» DIRECTIVE:
Narrow the data below down to the lines containing "PUBLIC".

» Dataset items:
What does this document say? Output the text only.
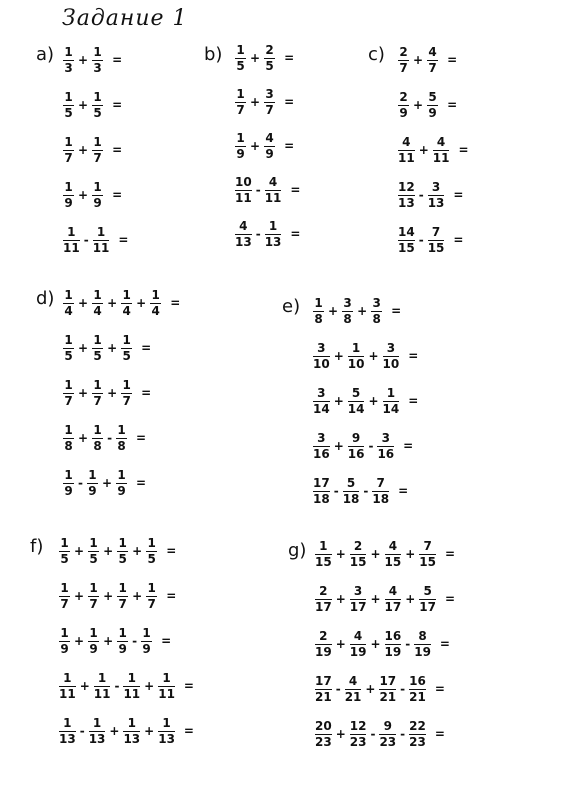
Задание 1
$a) \frac{1}{3} + \frac{1}{3}$ =
$\frac{1}{5} + \frac{1}{5}$ =
$\frac{1}{7} + \frac{1}{7}$ =
$\frac{1}{9} + \frac{1}{9}$ =
$\frac{1}{11} - \frac{1}{11}$ =
$b) \frac{1}{5} + \frac{2}{5}$ =
$\frac{1}{7} + \frac{3}{7}$ =
$\frac{1}{9} + \frac{4}{9}$ =
$\frac{10}{11} - \frac{4}{11}$ =
$\frac{4}{13} - \frac{1}{13}$ =
$c) \frac{2}{7} + \frac{4}{7}$ =
$\frac{2}{9} + \frac{5}{9}$ =
$\frac{4}{11} + \frac{4}{11}$ =
$\frac{12}{13} - \frac{3}{13}$ =
$\frac{14}{15} - \frac{7}{15}$ =
$d) \frac{1}{4} + \frac{1}{4} + \frac{1}{4} + \frac{1}{4}$ =
$\frac{1}{5} + \frac{1}{5} + \frac{1}{5}$ =
$\frac{1}{7} + \frac{1}{7} + \frac{1}{7}$ =
$\frac{1}{8} + \frac{1}{8} - \frac{1}{8}$ =
$\frac{1}{9} - \frac{1}{9} + \frac{1}{9}$ =
$e) \frac{1}{8} + \frac{3}{8} + \frac{3}{8}$ =
$\frac{3}{10} + \frac{1}{10} + \frac{3}{10}$ =
$\frac{3}{14} + \frac{5}{14} + \frac{1}{14}$ =
$\frac{3}{16} + \frac{9}{16} - \frac{3}{16}$ =
$\frac{17}{18} - \frac{5}{18} - \frac{7}{18}$ =
$f) \frac{1}{5} + \frac{1}{5} + \frac{1}{5} + \frac{1}{5}$ =
$\frac{1}{7} + \frac{1}{7} + \frac{1}{7} + \frac{1}{7}$ =
$\frac{1}{9} + \frac{1}{9} + \frac{1}{9} - \frac{1}{9}$ =
$\frac{1}{11} + \frac{1}{11} - \frac{1}{11} + \frac{1}{11}$ =
$\frac{1}{13} - \frac{1}{13} + \frac{1}{13} + \frac{1}{13}$ =
$g) \frac{1}{15} + \frac{2}{15} + \frac{4}{15} + \frac{7}{15}$ =
$\frac{2}{17} + \frac{3}{17} + \frac{4}{17} + \frac{5}{17}$ =
$\frac{2}{19} + \frac{4}{19} + \frac{16}{19} - \frac{8}{19}$ =
$\frac{17}{21} - \frac{4}{21} + \frac{17}{21} - \frac{16}{21}$ =
$\frac{20}{23} + \frac{12}{23} - \frac{9}{23} - \frac{22}{23}$ =
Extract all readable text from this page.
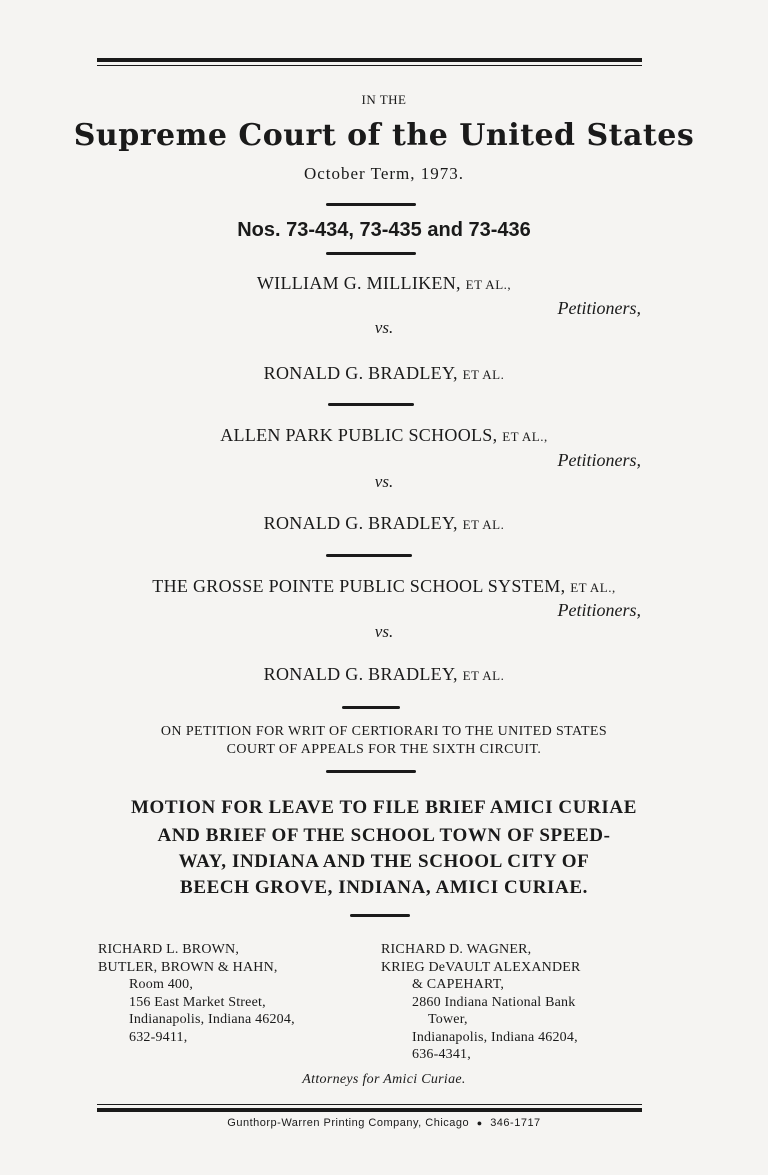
IN THE
Supreme Court of the United States
October Term, 1973.
Nos. 73-434, 73-435 and 73-436
WILLIAM G. MILLIKEN, ET AL.,
Petitioners,
vs.
RONALD G. BRADLEY, ET AL.
ALLEN PARK PUBLIC SCHOOLS, ET AL.,
Petitioners,
vs.
RONALD G. BRADLEY, ET AL.
THE GROSSE POINTE PUBLIC SCHOOL SYSTEM, ET AL.,
Petitioners,
vs.
RONALD G. BRADLEY, ET AL.
ON PETITION FOR WRIT OF CERTIORARI TO THE UNITED STATES
COURT OF APPEALS FOR THE SIXTH CIRCUIT.
MOTION FOR LEAVE TO FILE BRIEF AMICI CURIAE
AND BRIEF OF THE SCHOOL TOWN OF SPEED-
WAY, INDIANA AND THE SCHOOL CITY OF
BEECH GROVE, INDIANA, AMICI CURIAE.
RICHARD L. BROWN,
BUTLER, BROWN & HAHN,
Room 400,
156 East Market Street,
Indianapolis, Indiana 46204,
632-9411,
RICHARD D. WAGNER,
KRIEG DeVAULT ALEXANDER
& CAPEHART,
2860 Indiana National Bank
Tower,
Indianapolis, Indiana 46204,
636-4341,
Attorneys for Amici Curiae.
Gunthorp-Warren Printing Company, Chicago ● 346-1717
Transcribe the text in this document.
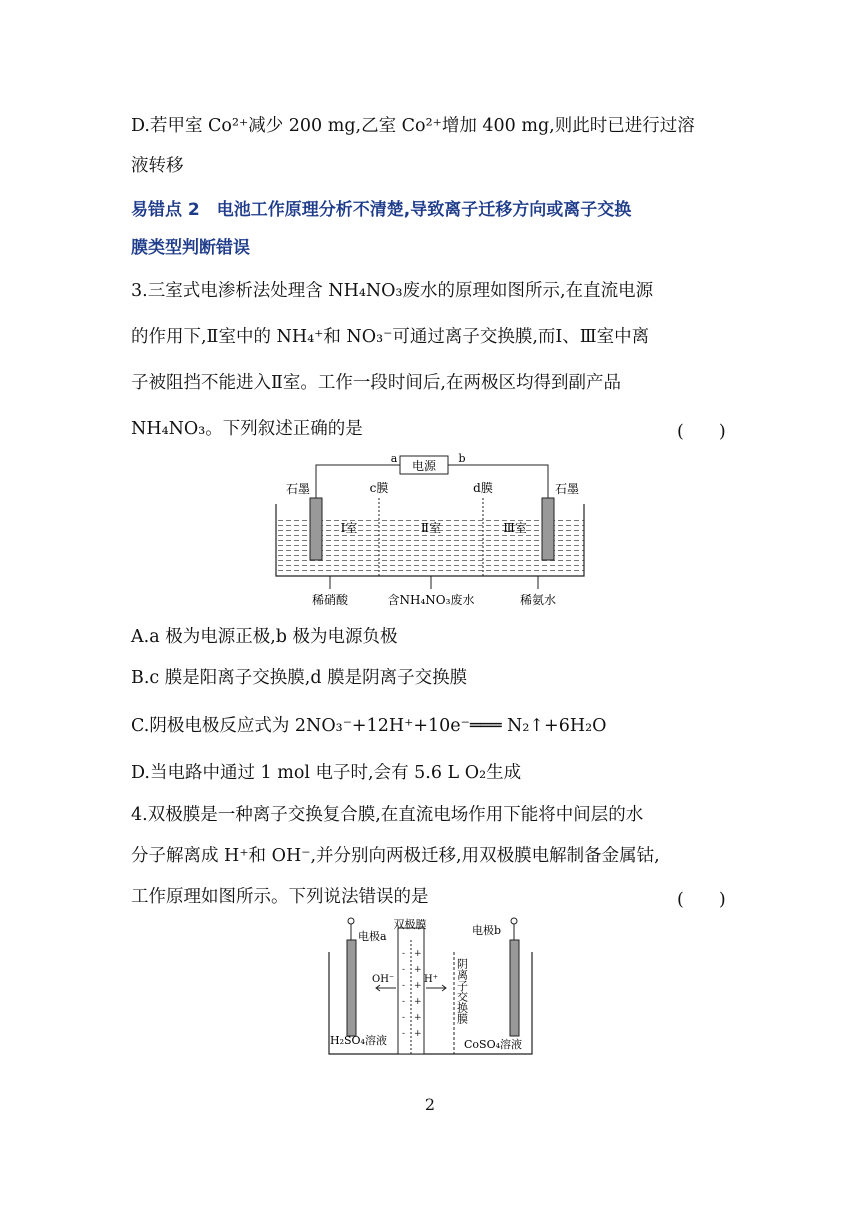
D.若甲室 Co²⁺减少 200 mg,乙室 Co²⁺增加 400 mg,则此时已进行过溶
液转移
易错点 2　电池工作原理分析不清楚,导致离子迁移方向或离子交换
膜类型判断错误
3.三室式电渗析法处理含 NH₄NO₃废水的原理如图所示,在直流电源
的作用下,Ⅱ室中的 NH₄⁺和 NO₃⁻可通过离子交换膜,而Ⅰ、Ⅲ室中离
子被阻挡不能进入Ⅱ室。工作一段时间后,在两极区均得到副产品
NH₄NO₃。下列叙述正确的是	(　　)
电源
a	b
石墨	石墨
c膜	d膜
Ⅰ室	Ⅱ室	Ⅲ室
稀硝酸	含NH₄NO₃废水	稀氨水
A.a 极为电源正极,b 极为电源负极
B.c 膜是阳离子交换膜,d 膜是阴离子交换膜
C.阴极电极反应式为 2NO₃⁻+12H⁺+10e⁻═══ N₂↑+6H₂O
D.当电路中通过 1 mol 电子时,会有 5.6 L O₂生成
4.双极膜是一种离子交换复合膜,在直流电场作用下能将中间层的水
分子解离成 H⁺和 OH⁻,并分别向两极迁移,用双极膜电解制备金属钴,
工作原理如图所示。下列说法错误的是	(　　)
- +
- +
- +
- +
- +
- +
电极a
双极膜	电极b
OH⁻	H⁺ 阴离子交换膜
H₂SO₄溶液	CoSO₄溶液
2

» EXPECTED ANSWER:
ALLEN PARK PUBLIC SCHOOLS, ET AL.,
THE GROSSE POINTE PUBLIC SCHOOL SYSTEM, ET AL.,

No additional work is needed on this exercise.